Dataset excerpts:

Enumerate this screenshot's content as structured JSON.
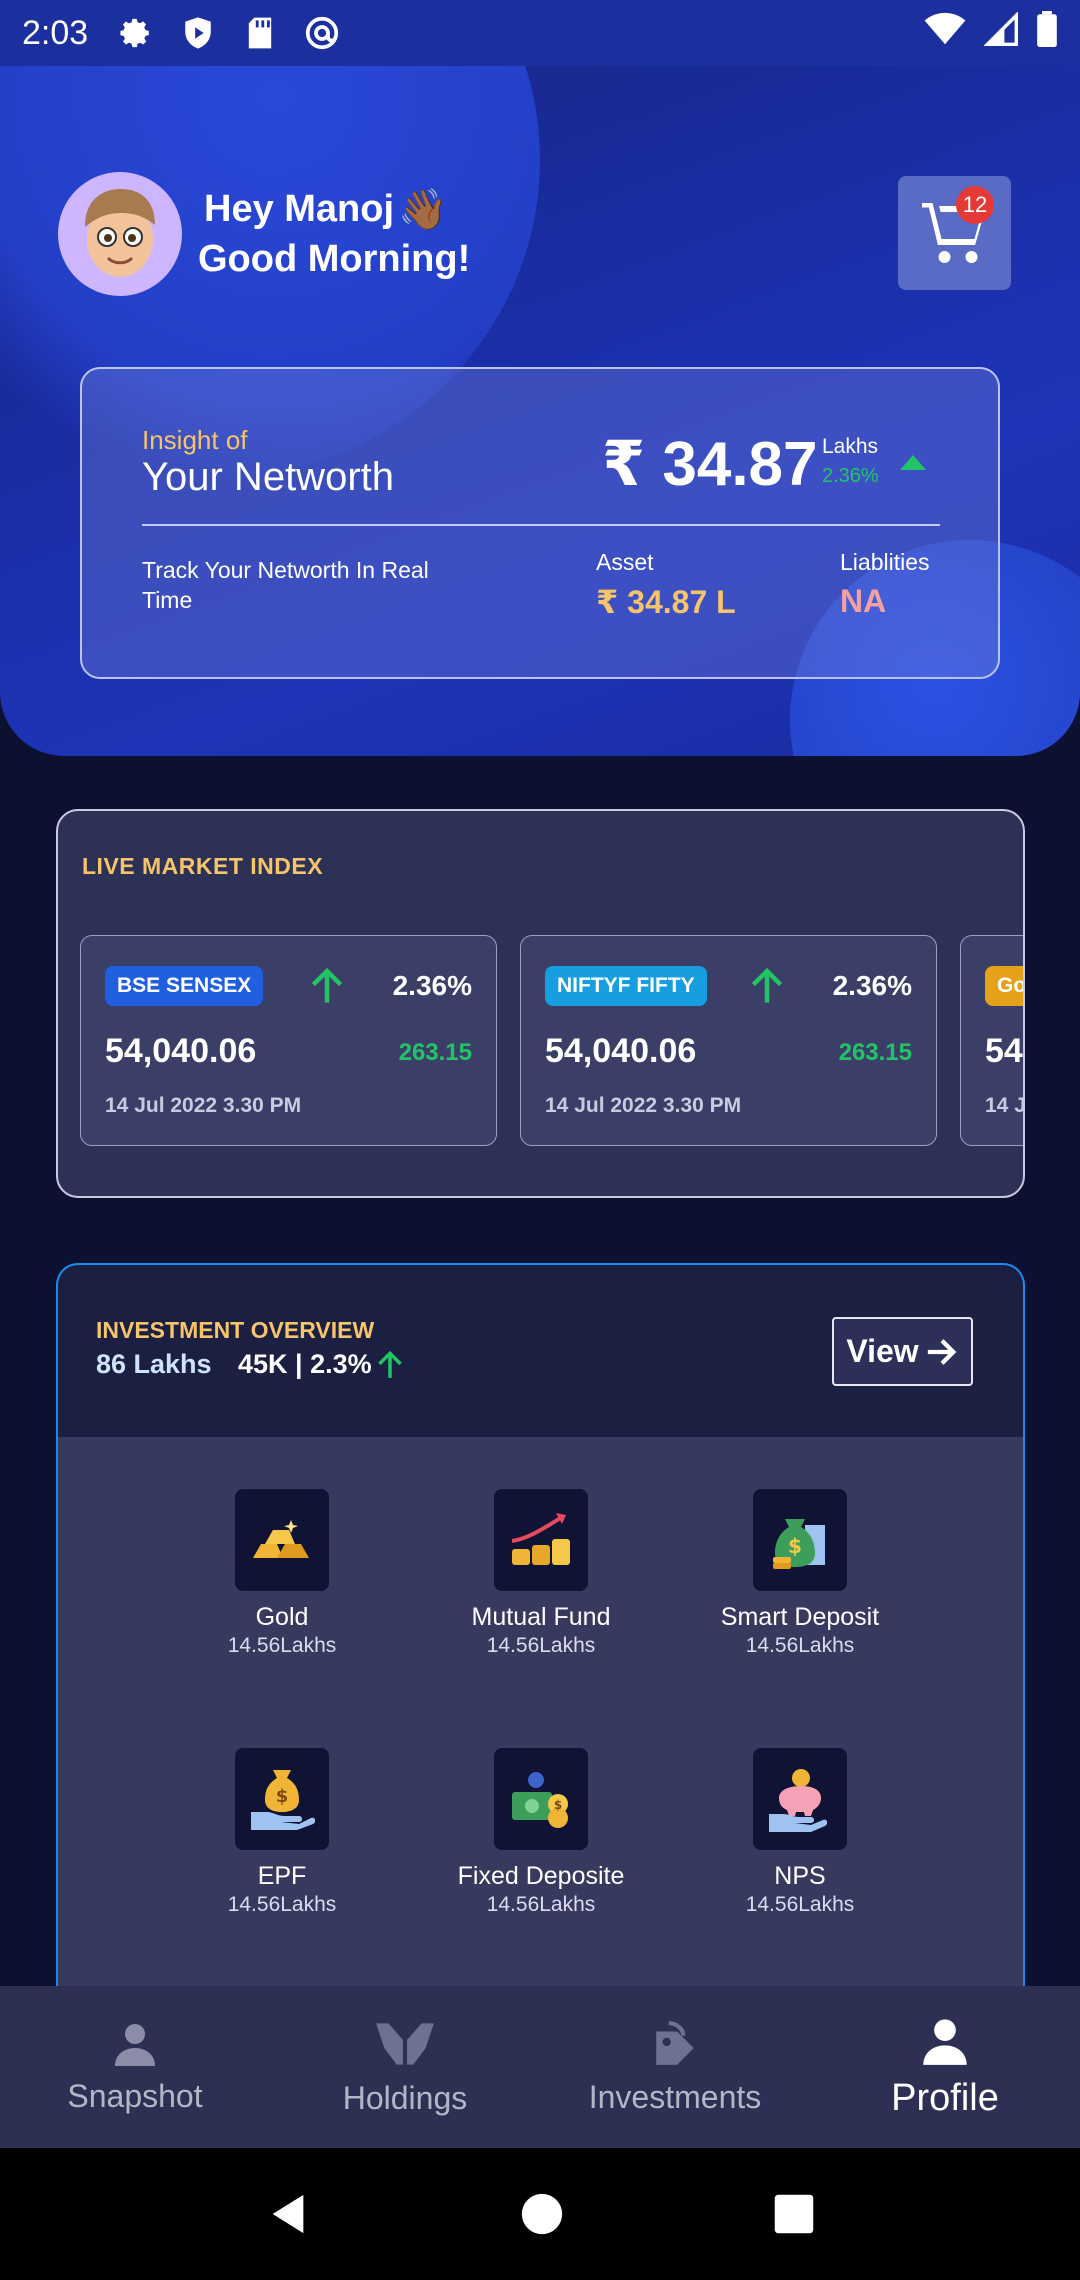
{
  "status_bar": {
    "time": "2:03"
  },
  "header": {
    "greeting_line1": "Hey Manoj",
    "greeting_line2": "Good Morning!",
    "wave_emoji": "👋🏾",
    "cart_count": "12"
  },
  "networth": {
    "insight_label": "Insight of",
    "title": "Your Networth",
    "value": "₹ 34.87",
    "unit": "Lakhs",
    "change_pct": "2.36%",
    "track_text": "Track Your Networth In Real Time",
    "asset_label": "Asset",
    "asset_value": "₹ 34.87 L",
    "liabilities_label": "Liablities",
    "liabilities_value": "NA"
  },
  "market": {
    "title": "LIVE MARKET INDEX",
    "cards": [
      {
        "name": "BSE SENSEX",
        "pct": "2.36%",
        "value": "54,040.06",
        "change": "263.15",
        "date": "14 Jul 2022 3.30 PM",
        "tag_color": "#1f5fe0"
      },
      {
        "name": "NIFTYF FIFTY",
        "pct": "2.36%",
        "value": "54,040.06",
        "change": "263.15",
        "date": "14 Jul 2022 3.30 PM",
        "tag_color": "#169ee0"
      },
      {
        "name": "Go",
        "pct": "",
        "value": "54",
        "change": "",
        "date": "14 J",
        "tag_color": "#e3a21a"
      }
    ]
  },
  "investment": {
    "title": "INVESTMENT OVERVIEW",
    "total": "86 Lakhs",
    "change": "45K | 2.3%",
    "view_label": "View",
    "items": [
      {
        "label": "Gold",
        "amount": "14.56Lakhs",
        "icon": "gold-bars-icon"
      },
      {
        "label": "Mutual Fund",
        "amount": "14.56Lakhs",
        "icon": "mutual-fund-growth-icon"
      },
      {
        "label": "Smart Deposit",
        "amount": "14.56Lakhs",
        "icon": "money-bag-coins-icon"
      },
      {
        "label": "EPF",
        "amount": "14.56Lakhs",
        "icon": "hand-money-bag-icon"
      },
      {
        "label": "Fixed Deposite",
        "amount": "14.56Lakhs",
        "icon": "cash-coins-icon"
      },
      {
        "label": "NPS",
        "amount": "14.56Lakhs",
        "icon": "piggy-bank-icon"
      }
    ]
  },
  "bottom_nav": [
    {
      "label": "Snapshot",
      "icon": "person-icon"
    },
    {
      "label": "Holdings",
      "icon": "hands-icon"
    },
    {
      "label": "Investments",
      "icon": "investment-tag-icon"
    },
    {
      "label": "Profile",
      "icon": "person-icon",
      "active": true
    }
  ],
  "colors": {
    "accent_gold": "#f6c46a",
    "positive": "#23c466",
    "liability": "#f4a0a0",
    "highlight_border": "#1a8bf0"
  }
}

Problem details:
Without the pictures, print the whole listing exactly as given.

Written solution:
Enumerate this screenshot's content as structured JSON.
{
  "status_bar": {
    "time": "2:03"
  },
  "header": {
    "greeting_line1": "Hey Manoj",
    "greeting_line2": "Good Morning!",
    "wave_emoji": "👋🏾",
    "cart_count": "12"
  },
  "networth": {
    "insight_label": "Insight of",
    "title": "Your Networth",
    "value": "₹ 34.87",
    "unit": "Lakhs",
    "change_pct": "2.36%",
    "track_text": "Track Your Networth In Real Time",
    "asset_label": "Asset",
    "asset_value": "₹ 34.87 L",
    "liabilities_label": "Liablities",
    "liabilities_value": "NA"
  },
  "market": {
    "title": "LIVE MARKET INDEX",
    "cards": [
      {
        "name": "BSE SENSEX",
        "pct": "2.36%",
        "value": "54,040.06",
        "change": "263.15",
        "date": "14 Jul 2022 3.30 PM",
        "tag_color": "#1f5fe0"
      },
      {
        "name": "NIFTYF FIFTY",
        "pct": "2.36%",
        "value": "54,040.06",
        "change": "263.15",
        "date": "14 Jul 2022 3.30 PM",
        "tag_color": "#169ee0"
      },
      {
        "name": "Go",
        "pct": "",
        "value": "54",
        "change": "",
        "date": "14 J",
        "tag_color": "#e3a21a"
      }
    ]
  },
  "investment": {
    "title": "INVESTMENT OVERVIEW",
    "total": "86 Lakhs",
    "change": "45K | 2.3%",
    "view_label": "View",
    "items": [
      {
        "label": "Gold",
        "amount": "14.56Lakhs",
        "icon": "gold-bars-icon"
      },
      {
        "label": "Mutual Fund",
        "amount": "14.56Lakhs",
        "icon": "mutual-fund-growth-icon"
      },
      {
        "label": "Smart Deposit",
        "amount": "14.56Lakhs",
        "icon": "money-bag-coins-icon"
      },
      {
        "label": "EPF",
        "amount": "14.56Lakhs",
        "icon": "hand-money-bag-icon"
      },
      {
        "label": "Fixed Deposite",
        "amount": "14.56Lakhs",
        "icon": "cash-coins-icon"
      },
      {
        "label": "NPS",
        "amount": "14.56Lakhs",
        "icon": "piggy-bank-icon"
      }
    ]
  },
  "bottom_nav": [
    {
      "label": "Snapshot",
      "icon": "person-icon"
    },
    {
      "label": "Holdings",
      "icon": "hands-icon"
    },
    {
      "label": "Investments",
      "icon": "investment-tag-icon"
    },
    {
      "label": "Profile",
      "icon": "person-icon",
      "active": true
    }
  ],
  "colors": {
    "accent_gold": "#f6c46a",
    "positive": "#23c466",
    "liability": "#f4a0a0",
    "highlight_border": "#1a8bf0"
  }
}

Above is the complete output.